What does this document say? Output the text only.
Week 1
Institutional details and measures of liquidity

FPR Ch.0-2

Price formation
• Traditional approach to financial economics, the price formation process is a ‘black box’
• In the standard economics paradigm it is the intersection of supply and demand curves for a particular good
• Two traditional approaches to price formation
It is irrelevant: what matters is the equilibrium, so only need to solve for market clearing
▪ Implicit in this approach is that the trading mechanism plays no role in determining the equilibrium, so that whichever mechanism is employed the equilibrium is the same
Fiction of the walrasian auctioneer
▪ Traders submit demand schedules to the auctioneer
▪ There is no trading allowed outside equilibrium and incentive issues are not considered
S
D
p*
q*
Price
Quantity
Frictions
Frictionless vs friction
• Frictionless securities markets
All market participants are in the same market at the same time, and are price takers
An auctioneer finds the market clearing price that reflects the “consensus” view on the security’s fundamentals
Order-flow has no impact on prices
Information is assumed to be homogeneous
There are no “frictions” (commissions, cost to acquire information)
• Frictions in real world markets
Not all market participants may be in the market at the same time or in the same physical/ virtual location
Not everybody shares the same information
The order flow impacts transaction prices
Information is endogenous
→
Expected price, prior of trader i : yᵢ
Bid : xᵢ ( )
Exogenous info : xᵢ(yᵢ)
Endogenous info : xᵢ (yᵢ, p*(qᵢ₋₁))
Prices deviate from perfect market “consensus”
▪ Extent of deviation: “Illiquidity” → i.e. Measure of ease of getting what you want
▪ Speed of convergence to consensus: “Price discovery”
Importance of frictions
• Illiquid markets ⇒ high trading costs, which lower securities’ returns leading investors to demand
----
**Stated exercise**
Output each record exactly, leaving nothing out.

**The result**
What does this document say? Output the text only.
Week 1
Institutional details and measures of liquidity

FPR Ch.0-2

Price formation
• Traditional approach to financial economics, the price formation process is a ‘black box’
• In the standard economics paradigm it is the intersection of supply and demand curves for a particular good
• Two traditional approaches to price formation
It is irrelevant: what matters is the equilibrium, so only need to solve for market clearing
▪ Implicit in this approach is that the trading mechanism plays no role in determining the equilibrium, so that whichever mechanism is employed the equilibrium is the same
Fiction of the walrasian auctioneer
▪ Traders submit demand schedules to the auctioneer
▪ There is no trading allowed outside equilibrium and incentive issues are not considered
S
D
p*
q*
Price
Quantity
Frictions
Frictionless vs friction
• Frictionless securities markets
All market participants are in the same market at the same time, and are price takers
An auctioneer finds the market clearing price that reflects the “consensus” view on the security’s fundamentals
Order-flow has no impact on prices
Information is assumed to be homogeneous
There are no “frictions” (commissions, cost to acquire information)
• Frictions in real world markets
Not all market participants may be in the market at the same time or in the same physical/ virtual location
Not everybody shares the same information
The order flow impacts transaction prices
Information is endogenous
→
Expected price, prior of trader i : yᵢ
Bid : xᵢ ( )
Exogenous info : xᵢ(yᵢ)
Endogenous info : xᵢ (yᵢ, p*(qᵢ₋₁))
Prices deviate from perfect market “consensus”
▪ Extent of deviation: “Illiquidity” → i.e. Measure of ease of getting what you want
▪ Speed of convergence to consensus: “Price discovery”
Importance of frictions
• Illiquid markets ⇒ high trading costs, which lower securities’ returns leading investors to demand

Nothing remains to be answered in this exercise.